■ **TASK TO CARRY OUT**: Select, from the material below, each line with "content" in it.

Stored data
....................

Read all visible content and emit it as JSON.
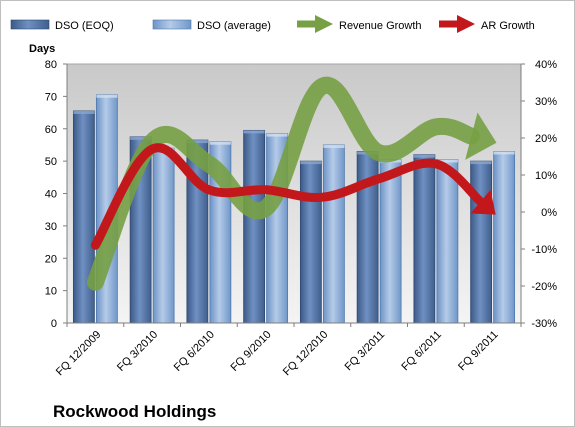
{
  "chart_data": {
    "type": "bar",
    "title": "Rockwood Holdings",
    "ylabel": "Days",
    "ylim": [
      0,
      80
    ],
    "y2lim": [
      -30,
      40
    ],
    "y_ticks": [
      "0",
      "10",
      "20",
      "30",
      "40",
      "50",
      "60",
      "70",
      "80"
    ],
    "y2_ticks": [
      "-30%",
      "-20%",
      "-10%",
      "0%",
      "10%",
      "20%",
      "30%",
      "40%"
    ],
    "categories": [
      "FQ 12/2009",
      "FQ 3/2010",
      "FQ 6/2010",
      "FQ 9/2010",
      "FQ 12/2010",
      "FQ 3/2011",
      "FQ 6/2011",
      "FQ 9/2011"
    ],
    "legend_position": "top",
    "grid": false,
    "series": [
      {
        "name": "DSO (EOQ)",
        "kind": "bar",
        "axis": "left",
        "color": "#4f6f9f",
        "values": [
          65.5,
          57.5,
          56.5,
          59.5,
          50,
          53,
          52,
          50
        ]
      },
      {
        "name": "DSO (average)",
        "kind": "bar",
        "axis": "left",
        "color": "#7fa3d1",
        "values": [
          70.5,
          54,
          56,
          58.5,
          55,
          50.5,
          50.5,
          53
        ]
      },
      {
        "name": "Revenue Growth",
        "kind": "line-arrow",
        "axis": "right",
        "color": "#77a044",
        "values": [
          -19,
          19,
          13,
          1,
          34,
          16,
          23,
          19
        ]
      },
      {
        "name": "AR Growth",
        "kind": "line-arrow",
        "axis": "right",
        "color": "#c2181c",
        "values": [
          -9,
          17,
          6,
          6,
          4,
          9,
          13,
          0
        ]
      }
    ]
  }
}
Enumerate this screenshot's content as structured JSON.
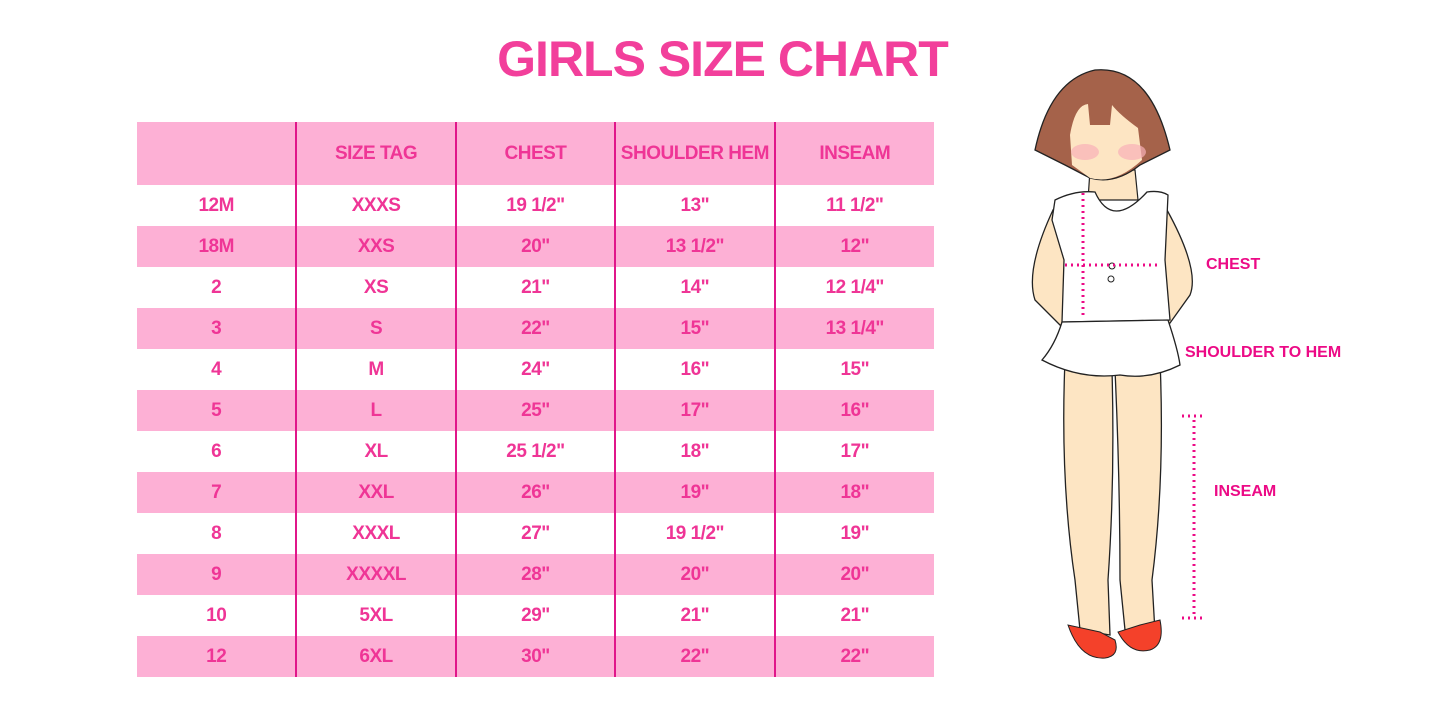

....................

■ **FINAL RESULT**:
Read all visible content and emit it as JSON.
Enumerate this screenshot's content as structured JSON.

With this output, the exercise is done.